(Dataset entries on figures)
◇ ◇ ◇

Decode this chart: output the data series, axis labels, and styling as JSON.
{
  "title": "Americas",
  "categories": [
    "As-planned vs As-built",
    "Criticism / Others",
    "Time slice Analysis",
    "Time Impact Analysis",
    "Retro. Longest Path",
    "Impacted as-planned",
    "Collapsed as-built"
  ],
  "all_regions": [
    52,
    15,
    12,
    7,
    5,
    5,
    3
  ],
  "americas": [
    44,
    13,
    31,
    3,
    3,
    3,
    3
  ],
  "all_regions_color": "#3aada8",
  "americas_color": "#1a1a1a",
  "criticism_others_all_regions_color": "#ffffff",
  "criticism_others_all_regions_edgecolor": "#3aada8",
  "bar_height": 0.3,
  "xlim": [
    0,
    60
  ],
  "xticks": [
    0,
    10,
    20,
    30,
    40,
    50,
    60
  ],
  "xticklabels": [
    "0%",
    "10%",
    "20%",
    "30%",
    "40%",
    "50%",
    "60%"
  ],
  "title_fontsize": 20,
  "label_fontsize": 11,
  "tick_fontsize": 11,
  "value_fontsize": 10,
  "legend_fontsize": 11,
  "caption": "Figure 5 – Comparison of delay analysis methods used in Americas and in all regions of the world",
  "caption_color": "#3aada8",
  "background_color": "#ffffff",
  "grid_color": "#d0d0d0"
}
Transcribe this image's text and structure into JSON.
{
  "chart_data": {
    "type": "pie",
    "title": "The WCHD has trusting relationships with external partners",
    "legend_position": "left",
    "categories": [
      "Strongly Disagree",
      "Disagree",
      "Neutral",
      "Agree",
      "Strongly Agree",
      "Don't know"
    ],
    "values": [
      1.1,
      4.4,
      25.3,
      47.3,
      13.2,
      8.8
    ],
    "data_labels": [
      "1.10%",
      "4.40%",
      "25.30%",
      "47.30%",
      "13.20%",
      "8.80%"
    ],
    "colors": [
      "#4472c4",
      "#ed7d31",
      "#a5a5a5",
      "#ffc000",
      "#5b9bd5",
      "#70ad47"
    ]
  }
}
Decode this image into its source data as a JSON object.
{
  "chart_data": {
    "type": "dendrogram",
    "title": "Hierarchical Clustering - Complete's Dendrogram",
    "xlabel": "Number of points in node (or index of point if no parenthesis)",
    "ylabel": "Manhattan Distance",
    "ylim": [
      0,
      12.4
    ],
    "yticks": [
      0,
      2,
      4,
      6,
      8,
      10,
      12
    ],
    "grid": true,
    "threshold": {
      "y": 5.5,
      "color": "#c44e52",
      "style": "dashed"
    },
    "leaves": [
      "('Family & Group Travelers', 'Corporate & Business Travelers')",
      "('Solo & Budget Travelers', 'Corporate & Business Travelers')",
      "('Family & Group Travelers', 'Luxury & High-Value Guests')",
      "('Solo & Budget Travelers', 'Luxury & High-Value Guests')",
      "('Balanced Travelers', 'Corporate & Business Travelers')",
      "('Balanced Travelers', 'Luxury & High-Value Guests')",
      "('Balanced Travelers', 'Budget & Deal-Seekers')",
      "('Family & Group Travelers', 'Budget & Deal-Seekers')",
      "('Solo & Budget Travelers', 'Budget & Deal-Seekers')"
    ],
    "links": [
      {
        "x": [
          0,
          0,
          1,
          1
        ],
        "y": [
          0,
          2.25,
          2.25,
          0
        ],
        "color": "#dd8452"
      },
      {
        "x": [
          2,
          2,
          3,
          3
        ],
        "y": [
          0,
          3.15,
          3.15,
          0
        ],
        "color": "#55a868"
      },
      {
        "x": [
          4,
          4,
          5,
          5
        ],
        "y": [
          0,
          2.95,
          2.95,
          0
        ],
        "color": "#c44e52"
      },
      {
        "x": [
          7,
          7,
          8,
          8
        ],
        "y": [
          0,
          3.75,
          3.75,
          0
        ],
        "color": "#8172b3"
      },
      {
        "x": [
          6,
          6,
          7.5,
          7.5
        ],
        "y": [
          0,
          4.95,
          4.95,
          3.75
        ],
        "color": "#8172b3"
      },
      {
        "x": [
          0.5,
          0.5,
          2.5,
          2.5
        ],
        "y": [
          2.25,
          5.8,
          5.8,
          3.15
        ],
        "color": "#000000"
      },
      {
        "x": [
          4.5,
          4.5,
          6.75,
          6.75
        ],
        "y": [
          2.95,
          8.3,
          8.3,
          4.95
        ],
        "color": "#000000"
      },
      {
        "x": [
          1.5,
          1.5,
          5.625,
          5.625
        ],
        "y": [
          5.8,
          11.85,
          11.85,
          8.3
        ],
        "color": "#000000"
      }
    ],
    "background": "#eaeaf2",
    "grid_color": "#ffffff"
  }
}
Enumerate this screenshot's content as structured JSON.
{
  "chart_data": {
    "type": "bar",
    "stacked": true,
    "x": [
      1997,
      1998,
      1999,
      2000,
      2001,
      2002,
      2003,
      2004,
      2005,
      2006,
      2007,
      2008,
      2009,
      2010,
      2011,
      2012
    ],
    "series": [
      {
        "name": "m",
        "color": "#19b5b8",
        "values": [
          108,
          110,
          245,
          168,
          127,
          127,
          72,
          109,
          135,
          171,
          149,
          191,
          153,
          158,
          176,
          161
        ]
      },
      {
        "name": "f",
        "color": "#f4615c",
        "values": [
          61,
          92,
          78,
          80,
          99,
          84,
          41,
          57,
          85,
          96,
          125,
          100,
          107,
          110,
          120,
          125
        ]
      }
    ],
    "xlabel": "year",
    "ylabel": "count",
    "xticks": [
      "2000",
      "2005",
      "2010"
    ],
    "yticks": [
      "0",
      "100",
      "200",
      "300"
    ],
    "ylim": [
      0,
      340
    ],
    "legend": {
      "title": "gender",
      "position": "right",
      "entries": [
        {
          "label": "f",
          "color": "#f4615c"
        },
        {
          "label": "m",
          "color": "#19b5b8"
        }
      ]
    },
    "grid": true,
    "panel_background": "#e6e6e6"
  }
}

◇ ◇ ◇

**CHALLENGE**. Repeat all the entries word for word.

**OUTPUT FOR THIS EXERCISE**.
Decode this chart: output the data series, axis labels, and styling as JSON.
{
  "title": "Americas",
  "categories": [
    "As-planned vs As-built",
    "Criticism / Others",
    "Time slice Analysis",
    "Time Impact Analysis",
    "Retro. Longest Path",
    "Impacted as-planned",
    "Collapsed as-built"
  ],
  "all_regions": [
    52,
    15,
    12,
    7,
    5,
    5,
    3
  ],
  "americas": [
    44,
    13,
    31,
    3,
    3,
    3,
    3
  ],
  "all_regions_color": "#3aada8",
  "americas_color": "#1a1a1a",
  "criticism_others_all_regions_color": "#ffffff",
  "criticism_others_all_regions_edgecolor": "#3aada8",
  "bar_height": 0.3,
  "xlim": [
    0,
    60
  ],
  "xticks": [
    0,
    10,
    20,
    30,
    40,
    50,
    60
  ],
  "xticklabels": [
    "0%",
    "10%",
    "20%",
    "30%",
    "40%",
    "50%",
    "60%"
  ],
  "title_fontsize": 20,
  "label_fontsize": 11,
  "tick_fontsize": 11,
  "value_fontsize": 10,
  "legend_fontsize": 11,
  "caption": "Figure 5 – Comparison of delay analysis methods used in Americas and in all regions of the world",
  "caption_color": "#3aada8",
  "background_color": "#ffffff",
  "grid_color": "#d0d0d0"
}
Transcribe this image's text and structure into JSON.
{
  "chart_data": {
    "type": "pie",
    "title": "The WCHD has trusting relationships with external partners",
    "legend_position": "left",
    "categories": [
      "Strongly Disagree",
      "Disagree",
      "Neutral",
      "Agree",
      "Strongly Agree",
      "Don't know"
    ],
    "values": [
      1.1,
      4.4,
      25.3,
      47.3,
      13.2,
      8.8
    ],
    "data_labels": [
      "1.10%",
      "4.40%",
      "25.30%",
      "47.30%",
      "13.20%",
      "8.80%"
    ],
    "colors": [
      "#4472c4",
      "#ed7d31",
      "#a5a5a5",
      "#ffc000",
      "#5b9bd5",
      "#70ad47"
    ]
  }
}
Decode this image into its source data as a JSON object.
{
  "chart_data": {
    "type": "dendrogram",
    "title": "Hierarchical Clustering - Complete's Dendrogram",
    "xlabel": "Number of points in node (or index of point if no parenthesis)",
    "ylabel": "Manhattan Distance",
    "ylim": [
      0,
      12.4
    ],
    "yticks": [
      0,
      2,
      4,
      6,
      8,
      10,
      12
    ],
    "grid": true,
    "threshold": {
      "y": 5.5,
      "color": "#c44e52",
      "style": "dashed"
    },
    "leaves": [
      "('Family & Group Travelers', 'Corporate & Business Travelers')",
      "('Solo & Budget Travelers', 'Corporate & Business Travelers')",
      "('Family & Group Travelers', 'Luxury & High-Value Guests')",
      "('Solo & Budget Travelers', 'Luxury & High-Value Guests')",
      "('Balanced Travelers', 'Corporate & Business Travelers')",
      "('Balanced Travelers', 'Luxury & High-Value Guests')",
      "('Balanced Travelers', 'Budget & Deal-Seekers')",
      "('Family & Group Travelers', 'Budget & Deal-Seekers')",
      "('Solo & Budget Travelers', 'Budget & Deal-Seekers')"
    ],
    "links": [
      {
        "x": [
          0,
          0,
          1,
          1
        ],
        "y": [
          0,
          2.25,
          2.25,
          0
        ],
        "color": "#dd8452"
      },
      {
        "x": [
          2,
          2,
          3,
          3
        ],
        "y": [
          0,
          3.15,
          3.15,
          0
        ],
        "color": "#55a868"
      },
      {
        "x": [
          4,
          4,
          5,
          5
        ],
        "y": [
          0,
          2.95,
          2.95,
          0
        ],
        "color": "#c44e52"
      },
      {
        "x": [
          7,
          7,
          8,
          8
        ],
        "y": [
          0,
          3.75,
          3.75,
          0
        ],
        "color": "#8172b3"
      },
      {
        "x": [
          6,
          6,
          7.5,
          7.5
        ],
        "y": [
          0,
          4.95,
          4.95,
          3.75
        ],
        "color": "#8172b3"
      },
      {
        "x": [
          0.5,
          0.5,
          2.5,
          2.5
        ],
        "y": [
          2.25,
          5.8,
          5.8,
          3.15
        ],
        "color": "#000000"
      },
      {
        "x": [
          4.5,
          4.5,
          6.75,
          6.75
        ],
        "y": [
          2.95,
          8.3,
          8.3,
          4.95
        ],
        "color": "#000000"
      },
      {
        "x": [
          1.5,
          1.5,
          5.625,
          5.625
        ],
        "y": [
          5.8,
          11.85,
          11.85,
          8.3
        ],
        "color": "#000000"
      }
    ],
    "background": "#eaeaf2",
    "grid_color": "#ffffff"
  }
}
Enumerate this screenshot's content as structured JSON.
{
  "chart_data": {
    "type": "bar",
    "stacked": true,
    "x": [
      1997,
      1998,
      1999,
      2000,
      2001,
      2002,
      2003,
      2004,
      2005,
      2006,
      2007,
      2008,
      2009,
      2010,
      2011,
      2012
    ],
    "series": [
      {
        "name": "m",
        "color": "#19b5b8",
        "values": [
          108,
          110,
          245,
          168,
          127,
          127,
          72,
          109,
          135,
          171,
          149,
          191,
          153,
          158,
          176,
          161
        ]
      },
      {
        "name": "f",
        "color": "#f4615c",
        "values": [
          61,
          92,
          78,
          80,
          99,
          84,
          41,
          57,
          85,
          96,
          125,
          100,
          107,
          110,
          120,
          125
        ]
      }
    ],
    "xlabel": "year",
    "ylabel": "count",
    "xticks": [
      "2000",
      "2005",
      "2010"
    ],
    "yticks": [
      "0",
      "100",
      "200",
      "300"
    ],
    "ylim": [
      0,
      340
    ],
    "legend": {
      "title": "gender",
      "position": "right",
      "entries": [
        {
          "label": "f",
          "color": "#f4615c"
        },
        {
          "label": "m",
          "color": "#19b5b8"
        }
      ]
    },
    "grid": true,
    "panel_background": "#e6e6e6"
  }
}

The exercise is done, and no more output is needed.